Set exercise 1: In the forum thread about cross-training in eskrima, what did some of the traditional, non-Filipino martial artists urge the original poster to do?
Set exercise 2: Write the next part of the forum thread about cross-training in eskrima, starting after its last line.

Text provided:
= = =

To re-visit the OP, lately I have run into a bit of negativity or "pressure" on the part of some of the traditional, non-filipino martial artists I work with to _"dump the eskrima"_ if I really want to break through to a higher level in their art. Well, I listened, thought about it, and guess what?  _...Ain't gonna happen._ While it may be true that I will learn certain skills and sets of drills faster if I don't divide my time between that TMA and the FMA I train, on the other hand, I'm convinced that I am becoming a better all-round martial artist though my involvement in FMA as well as my other, "core art" ...if it really is the core... I'm not sure any more. If both arts are truly just two expressions of universal principals of combat, how is one more fundamental than the other? But I digress.

So how about the rest of you... anybody else felt pressure _not_ to cross train in the FMAs? How have you dealt with it?


----------



## BigWilliam (Jul 2, 2010)

geezer said:


> To re-visit the OP, lately I have run into a bit of negativity or "pressure" on the part of some of the traditional, non-filipino martial artists I work with to _"dump the eskrima"_ if I really want to break through to a higher level in their art.



I would argue that it could help you become better. That is, unless it's interfering in some way with the other system....but as I mentioned before, in my experience it should help you. Is it possible they just don't want you training in something else?

= = =

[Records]

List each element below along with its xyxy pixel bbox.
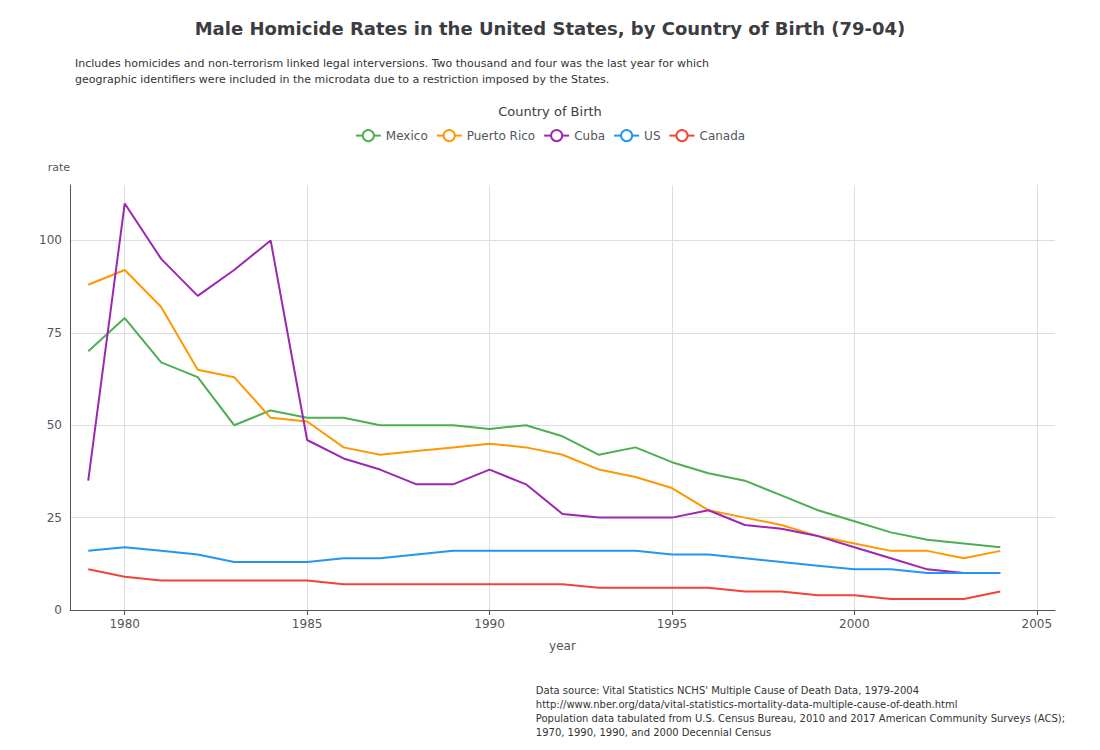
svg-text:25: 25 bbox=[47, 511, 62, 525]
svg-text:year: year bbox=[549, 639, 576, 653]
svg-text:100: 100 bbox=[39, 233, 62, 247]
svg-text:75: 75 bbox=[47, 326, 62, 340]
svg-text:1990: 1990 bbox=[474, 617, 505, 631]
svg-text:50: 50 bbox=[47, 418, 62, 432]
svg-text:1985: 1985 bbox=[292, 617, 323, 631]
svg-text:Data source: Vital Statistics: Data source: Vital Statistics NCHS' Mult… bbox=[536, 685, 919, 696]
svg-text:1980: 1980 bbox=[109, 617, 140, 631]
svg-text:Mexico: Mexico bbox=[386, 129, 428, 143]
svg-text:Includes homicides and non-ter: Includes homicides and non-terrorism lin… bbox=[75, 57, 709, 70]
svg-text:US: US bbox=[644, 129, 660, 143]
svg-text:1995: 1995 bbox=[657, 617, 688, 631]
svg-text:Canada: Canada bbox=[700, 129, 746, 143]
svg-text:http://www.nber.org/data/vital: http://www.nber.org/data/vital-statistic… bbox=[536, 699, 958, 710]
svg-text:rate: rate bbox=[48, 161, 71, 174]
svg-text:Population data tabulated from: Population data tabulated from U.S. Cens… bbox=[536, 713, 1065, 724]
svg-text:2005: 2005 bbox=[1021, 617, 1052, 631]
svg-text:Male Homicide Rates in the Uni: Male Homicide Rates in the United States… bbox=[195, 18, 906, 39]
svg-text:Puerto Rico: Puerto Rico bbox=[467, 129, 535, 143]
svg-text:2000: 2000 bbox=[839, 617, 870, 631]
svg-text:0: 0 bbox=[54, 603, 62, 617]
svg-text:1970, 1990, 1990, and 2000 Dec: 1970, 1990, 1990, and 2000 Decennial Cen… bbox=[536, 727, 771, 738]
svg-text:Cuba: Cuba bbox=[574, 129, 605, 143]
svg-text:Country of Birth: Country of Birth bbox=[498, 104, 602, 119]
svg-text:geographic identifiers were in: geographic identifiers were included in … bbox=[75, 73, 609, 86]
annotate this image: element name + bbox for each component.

= = =

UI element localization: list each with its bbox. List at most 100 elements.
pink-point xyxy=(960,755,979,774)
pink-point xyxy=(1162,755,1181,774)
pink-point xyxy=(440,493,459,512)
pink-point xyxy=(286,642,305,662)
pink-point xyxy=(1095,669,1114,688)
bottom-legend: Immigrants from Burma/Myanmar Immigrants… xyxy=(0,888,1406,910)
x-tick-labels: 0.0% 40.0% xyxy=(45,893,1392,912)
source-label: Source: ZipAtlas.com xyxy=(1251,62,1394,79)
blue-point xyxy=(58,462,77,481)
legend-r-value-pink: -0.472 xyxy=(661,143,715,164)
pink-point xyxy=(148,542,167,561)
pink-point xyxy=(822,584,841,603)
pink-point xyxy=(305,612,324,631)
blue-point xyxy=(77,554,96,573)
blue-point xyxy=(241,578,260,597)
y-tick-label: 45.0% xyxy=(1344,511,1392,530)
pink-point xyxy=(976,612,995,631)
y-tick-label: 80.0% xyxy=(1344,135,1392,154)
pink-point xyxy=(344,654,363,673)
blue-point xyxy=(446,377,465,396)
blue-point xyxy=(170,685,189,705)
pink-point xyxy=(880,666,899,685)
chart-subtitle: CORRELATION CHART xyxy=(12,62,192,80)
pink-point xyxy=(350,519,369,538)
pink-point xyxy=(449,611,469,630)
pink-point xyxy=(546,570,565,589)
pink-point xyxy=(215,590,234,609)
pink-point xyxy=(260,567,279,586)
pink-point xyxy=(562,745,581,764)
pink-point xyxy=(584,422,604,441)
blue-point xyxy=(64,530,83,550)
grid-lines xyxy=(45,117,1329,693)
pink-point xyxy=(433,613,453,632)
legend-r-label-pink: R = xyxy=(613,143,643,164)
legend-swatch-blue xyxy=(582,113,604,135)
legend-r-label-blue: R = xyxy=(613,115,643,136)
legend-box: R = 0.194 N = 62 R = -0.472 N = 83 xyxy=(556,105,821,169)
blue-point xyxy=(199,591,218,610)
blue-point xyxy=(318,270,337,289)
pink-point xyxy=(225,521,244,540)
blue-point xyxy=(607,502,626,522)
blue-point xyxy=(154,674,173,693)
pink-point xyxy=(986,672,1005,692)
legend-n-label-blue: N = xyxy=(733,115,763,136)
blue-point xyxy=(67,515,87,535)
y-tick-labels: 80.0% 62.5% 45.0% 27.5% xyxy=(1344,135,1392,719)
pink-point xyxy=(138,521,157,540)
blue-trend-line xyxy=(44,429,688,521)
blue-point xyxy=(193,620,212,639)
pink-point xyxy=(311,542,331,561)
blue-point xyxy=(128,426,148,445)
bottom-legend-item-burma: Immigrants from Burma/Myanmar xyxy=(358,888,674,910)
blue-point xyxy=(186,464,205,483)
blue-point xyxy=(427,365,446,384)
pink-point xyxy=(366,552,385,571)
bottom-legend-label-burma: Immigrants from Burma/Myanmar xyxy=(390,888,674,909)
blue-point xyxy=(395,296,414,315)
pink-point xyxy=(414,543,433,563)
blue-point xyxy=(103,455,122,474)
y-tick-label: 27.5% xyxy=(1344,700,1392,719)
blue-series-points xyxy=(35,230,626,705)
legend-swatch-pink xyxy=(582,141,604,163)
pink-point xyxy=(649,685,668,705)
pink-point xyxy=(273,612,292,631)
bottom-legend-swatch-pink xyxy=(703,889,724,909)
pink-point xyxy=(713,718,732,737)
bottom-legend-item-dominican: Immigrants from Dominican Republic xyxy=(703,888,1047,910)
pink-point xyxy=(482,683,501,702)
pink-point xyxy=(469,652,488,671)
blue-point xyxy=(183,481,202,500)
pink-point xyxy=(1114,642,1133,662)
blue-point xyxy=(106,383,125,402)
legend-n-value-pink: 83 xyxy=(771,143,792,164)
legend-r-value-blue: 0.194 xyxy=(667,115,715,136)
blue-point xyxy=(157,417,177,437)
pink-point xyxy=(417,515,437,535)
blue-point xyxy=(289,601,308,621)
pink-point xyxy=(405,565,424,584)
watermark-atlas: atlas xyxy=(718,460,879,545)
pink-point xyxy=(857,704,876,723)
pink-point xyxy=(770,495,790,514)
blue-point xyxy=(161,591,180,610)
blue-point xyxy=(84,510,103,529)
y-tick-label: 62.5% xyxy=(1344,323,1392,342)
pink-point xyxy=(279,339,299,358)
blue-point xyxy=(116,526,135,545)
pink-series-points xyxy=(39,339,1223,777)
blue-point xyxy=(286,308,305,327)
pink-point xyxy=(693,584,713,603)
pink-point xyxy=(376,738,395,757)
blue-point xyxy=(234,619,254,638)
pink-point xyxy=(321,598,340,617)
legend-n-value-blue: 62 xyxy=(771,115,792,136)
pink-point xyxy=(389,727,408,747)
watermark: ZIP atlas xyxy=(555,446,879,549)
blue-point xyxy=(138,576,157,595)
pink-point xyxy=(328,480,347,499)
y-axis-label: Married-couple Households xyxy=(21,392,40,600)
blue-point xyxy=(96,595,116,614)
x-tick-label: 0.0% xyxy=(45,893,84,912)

= = =

Exercise answer 1: To "dump the eskrima" to break through to a higher level in their art.

Exercise answer 2:
> Well, I listened, thought about it, and guess what?  _...Ain't gonna happen._ While it may be true that I will learn certain skills and sets of drills faster if I don't divide my time between that TMA and the FMA I train, on the other hand, I'm convinced that I am becoming a better all-round martial artist though my involvement in FMA as well as my other, "core art" ...if it really is the core... I'm not sure any more.



It think in a way you've discovered your answer. 



> If both arts are truly just two expressions of universal principals of combat, how is one more fundamental than the other? But I digress.



Well, different arts have different ways of approaching universal principles...some are better then others at realizing those goals.





> So how about the rest of you... anybody else felt pressure _not_ to cross train in the FMAs? How have you dealt with it?



I had a Wing Chun instructor early on who looked down on any sort of cross training, but I hadn't discovered the FMA's at that point. Basically he looked down on anything that wasn't Wing Chun.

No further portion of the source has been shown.